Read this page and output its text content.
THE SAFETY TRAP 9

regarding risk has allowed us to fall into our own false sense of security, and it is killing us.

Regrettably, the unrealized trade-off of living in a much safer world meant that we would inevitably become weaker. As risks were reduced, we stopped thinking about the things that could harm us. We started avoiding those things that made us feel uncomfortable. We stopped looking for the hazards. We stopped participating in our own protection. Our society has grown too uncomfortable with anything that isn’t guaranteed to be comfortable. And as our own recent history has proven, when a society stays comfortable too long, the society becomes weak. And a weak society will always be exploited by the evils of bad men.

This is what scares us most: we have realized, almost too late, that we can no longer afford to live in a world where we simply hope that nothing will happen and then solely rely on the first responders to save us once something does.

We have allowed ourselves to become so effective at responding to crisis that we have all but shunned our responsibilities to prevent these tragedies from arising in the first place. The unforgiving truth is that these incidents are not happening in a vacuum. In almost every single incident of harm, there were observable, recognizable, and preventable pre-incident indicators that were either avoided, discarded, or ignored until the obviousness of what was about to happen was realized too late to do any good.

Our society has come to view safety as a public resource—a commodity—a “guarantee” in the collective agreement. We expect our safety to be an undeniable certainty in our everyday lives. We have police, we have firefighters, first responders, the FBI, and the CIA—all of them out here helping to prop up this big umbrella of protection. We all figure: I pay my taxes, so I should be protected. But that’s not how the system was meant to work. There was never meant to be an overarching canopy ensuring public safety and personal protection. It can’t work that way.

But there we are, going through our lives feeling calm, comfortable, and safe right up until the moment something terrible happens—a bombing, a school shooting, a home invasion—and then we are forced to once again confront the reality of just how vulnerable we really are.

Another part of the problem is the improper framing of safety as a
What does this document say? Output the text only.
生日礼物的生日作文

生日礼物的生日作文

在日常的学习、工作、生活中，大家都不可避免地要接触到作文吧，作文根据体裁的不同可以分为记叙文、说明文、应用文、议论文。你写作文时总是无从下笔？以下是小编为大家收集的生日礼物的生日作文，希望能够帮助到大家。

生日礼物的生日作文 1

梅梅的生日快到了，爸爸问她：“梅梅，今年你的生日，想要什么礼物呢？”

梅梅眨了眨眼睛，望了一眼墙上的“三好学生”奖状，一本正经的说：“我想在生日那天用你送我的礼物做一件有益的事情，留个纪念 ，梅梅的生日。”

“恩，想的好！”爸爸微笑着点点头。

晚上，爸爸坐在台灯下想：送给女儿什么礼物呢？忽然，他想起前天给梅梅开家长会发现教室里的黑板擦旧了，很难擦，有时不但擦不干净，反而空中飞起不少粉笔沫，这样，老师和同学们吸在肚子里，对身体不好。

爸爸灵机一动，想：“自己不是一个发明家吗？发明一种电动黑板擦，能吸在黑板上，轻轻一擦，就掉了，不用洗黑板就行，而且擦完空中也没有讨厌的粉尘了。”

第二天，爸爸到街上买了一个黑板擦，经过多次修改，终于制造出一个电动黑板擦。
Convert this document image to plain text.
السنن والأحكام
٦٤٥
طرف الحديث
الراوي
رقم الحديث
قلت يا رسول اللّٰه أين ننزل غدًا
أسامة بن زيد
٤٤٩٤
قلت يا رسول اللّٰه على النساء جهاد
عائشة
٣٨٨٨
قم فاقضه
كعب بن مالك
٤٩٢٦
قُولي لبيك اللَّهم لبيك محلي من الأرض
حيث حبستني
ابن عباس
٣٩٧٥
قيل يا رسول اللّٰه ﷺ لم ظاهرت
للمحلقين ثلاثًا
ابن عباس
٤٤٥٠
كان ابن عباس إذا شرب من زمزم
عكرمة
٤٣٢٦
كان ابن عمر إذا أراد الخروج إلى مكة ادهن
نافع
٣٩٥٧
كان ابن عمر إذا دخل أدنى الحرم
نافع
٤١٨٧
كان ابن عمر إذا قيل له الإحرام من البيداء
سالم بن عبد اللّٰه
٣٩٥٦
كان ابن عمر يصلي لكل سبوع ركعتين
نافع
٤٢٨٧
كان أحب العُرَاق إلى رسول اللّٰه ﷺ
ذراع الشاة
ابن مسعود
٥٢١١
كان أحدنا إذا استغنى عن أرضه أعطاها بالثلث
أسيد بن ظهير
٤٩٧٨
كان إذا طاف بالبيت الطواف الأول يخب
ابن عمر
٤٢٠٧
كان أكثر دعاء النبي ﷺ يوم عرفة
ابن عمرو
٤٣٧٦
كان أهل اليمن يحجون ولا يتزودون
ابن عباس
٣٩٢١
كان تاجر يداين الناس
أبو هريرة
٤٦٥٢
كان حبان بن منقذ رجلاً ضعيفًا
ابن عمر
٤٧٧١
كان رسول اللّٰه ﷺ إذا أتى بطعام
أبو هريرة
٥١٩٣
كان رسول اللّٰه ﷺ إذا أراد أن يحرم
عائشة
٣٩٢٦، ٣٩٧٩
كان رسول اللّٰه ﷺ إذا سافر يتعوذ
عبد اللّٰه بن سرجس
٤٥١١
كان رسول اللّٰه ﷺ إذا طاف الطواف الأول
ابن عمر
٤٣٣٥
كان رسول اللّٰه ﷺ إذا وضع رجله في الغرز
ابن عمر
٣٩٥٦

* **Exercise aim**
Repeat every entry word for word.

* **Output below**
Read this page and output its text content.
THE SAFETY TRAP 9

regarding risk has allowed us to fall into our own false sense of security, and it is killing us.

Regrettably, the unrealized trade-off of living in a much safer world meant that we would inevitably become weaker. As risks were reduced, we stopped thinking about the things that could harm us. We started avoiding those things that made us feel uncomfortable. We stopped looking for the hazards. We stopped participating in our own protection. Our society has grown too uncomfortable with anything that isn’t guaranteed to be comfortable. And as our own recent history has proven, when a society stays comfortable too long, the society becomes weak. And a weak society will always be exploited by the evils of bad men.

This is what scares us most: we have realized, almost too late, that we can no longer afford to live in a world where we simply hope that nothing will happen and then solely rely on the first responders to save us once something does.

We have allowed ourselves to become so effective at responding to crisis that we have all but shunned our responsibilities to prevent these tragedies from arising in the first place. The unforgiving truth is that these incidents are not happening in a vacuum. In almost every single incident of harm, there were observable, recognizable, and preventable pre-incident indicators that were either avoided, discarded, or ignored until the obviousness of what was about to happen was realized too late to do any good.

Our society has come to view safety as a public resource—a commodity—a “guarantee” in the collective agreement. We expect our safety to be an undeniable certainty in our everyday lives. We have police, we have firefighters, first responders, the FBI, and the CIA—all of them out here helping to prop up this big umbrella of protection. We all figure: I pay my taxes, so I should be protected. But that’s not how the system was meant to work. There was never meant to be an overarching canopy ensuring public safety and personal protection. It can’t work that way.

But there we are, going through our lives feeling calm, comfortable, and safe right up until the moment something terrible happens—a bombing, a school shooting, a home invasion—and then we are forced to once again confront the reality of just how vulnerable we really are.

Another part of the problem is the improper framing of safety as a
What does this document say? Output the text only.
生日礼物的生日作文

生日礼物的生日作文

在日常的学习、工作、生活中，大家都不可避免地要接触到作文吧，作文根据体裁的不同可以分为记叙文、说明文、应用文、议论文。你写作文时总是无从下笔？以下是小编为大家收集的生日礼物的生日作文，希望能够帮助到大家。

生日礼物的生日作文 1

梅梅的生日快到了，爸爸问她：“梅梅，今年你的生日，想要什么礼物呢？”

梅梅眨了眨眼睛，望了一眼墙上的“三好学生”奖状，一本正经的说：“我想在生日那天用你送我的礼物做一件有益的事情，留个纪念 ，梅梅的生日。”

“恩，想的好！”爸爸微笑着点点头。

晚上，爸爸坐在台灯下想：送给女儿什么礼物呢？忽然，他想起前天给梅梅开家长会发现教室里的黑板擦旧了，很难擦，有时不但擦不干净，反而空中飞起不少粉笔沫，这样，老师和同学们吸在肚子里，对身体不好。

爸爸灵机一动，想：“自己不是一个发明家吗？发明一种电动黑板擦，能吸在黑板上，轻轻一擦，就掉了，不用洗黑板就行，而且擦完空中也没有讨厌的粉尘了。”

第二天，爸爸到街上买了一个黑板擦，经过多次修改，终于制造出一个电动黑板擦。
Convert this document image to plain text.
السنن والأحكام
٦٤٥
طرف الحديث
الراوي
رقم الحديث
قلت يا رسول اللّٰه أين ننزل غدًا
أسامة بن زيد
٤٤٩٤
قلت يا رسول اللّٰه على النساء جهاد
عائشة
٣٨٨٨
قم فاقضه
كعب بن مالك
٤٩٢٦
قُولي لبيك اللَّهم لبيك محلي من الأرض
حيث حبستني
ابن عباس
٣٩٧٥
قيل يا رسول اللّٰه ﷺ لم ظاهرت
للمحلقين ثلاثًا
ابن عباس
٤٤٥٠
كان ابن عباس إذا شرب من زمزم
عكرمة
٤٣٢٦
كان ابن عمر إذا أراد الخروج إلى مكة ادهن
نافع
٣٩٥٧
كان ابن عمر إذا دخل أدنى الحرم
نافع
٤١٨٧
كان ابن عمر إذا قيل له الإحرام من البيداء
سالم بن عبد اللّٰه
٣٩٥٦
كان ابن عمر يصلي لكل سبوع ركعتين
نافع
٤٢٨٧
كان أحب العُرَاق إلى رسول اللّٰه ﷺ
ذراع الشاة
ابن مسعود
٥٢١١
كان أحدنا إذا استغنى عن أرضه أعطاها بالثلث
أسيد بن ظهير
٤٩٧٨
كان إذا طاف بالبيت الطواف الأول يخب
ابن عمر
٤٢٠٧
كان أكثر دعاء النبي ﷺ يوم عرفة
ابن عمرو
٤٣٧٦
كان أهل اليمن يحجون ولا يتزودون
ابن عباس
٣٩٢١
كان تاجر يداين الناس
أبو هريرة
٤٦٥٢
كان حبان بن منقذ رجلاً ضعيفًا
ابن عمر
٤٧٧١
كان رسول اللّٰه ﷺ إذا أتى بطعام
أبو هريرة
٥١٩٣
كان رسول اللّٰه ﷺ إذا أراد أن يحرم
عائشة
٣٩٢٦، ٣٩٧٩
كان رسول اللّٰه ﷺ إذا سافر يتعوذ
عبد اللّٰه بن سرجس
٤٥١١
كان رسول اللّٰه ﷺ إذا طاف الطواف الأول
ابن عمر
٤٣٣٥
كان رسول اللّٰه ﷺ إذا وضع رجله في الغرز
ابن عمر
٣٩٥٦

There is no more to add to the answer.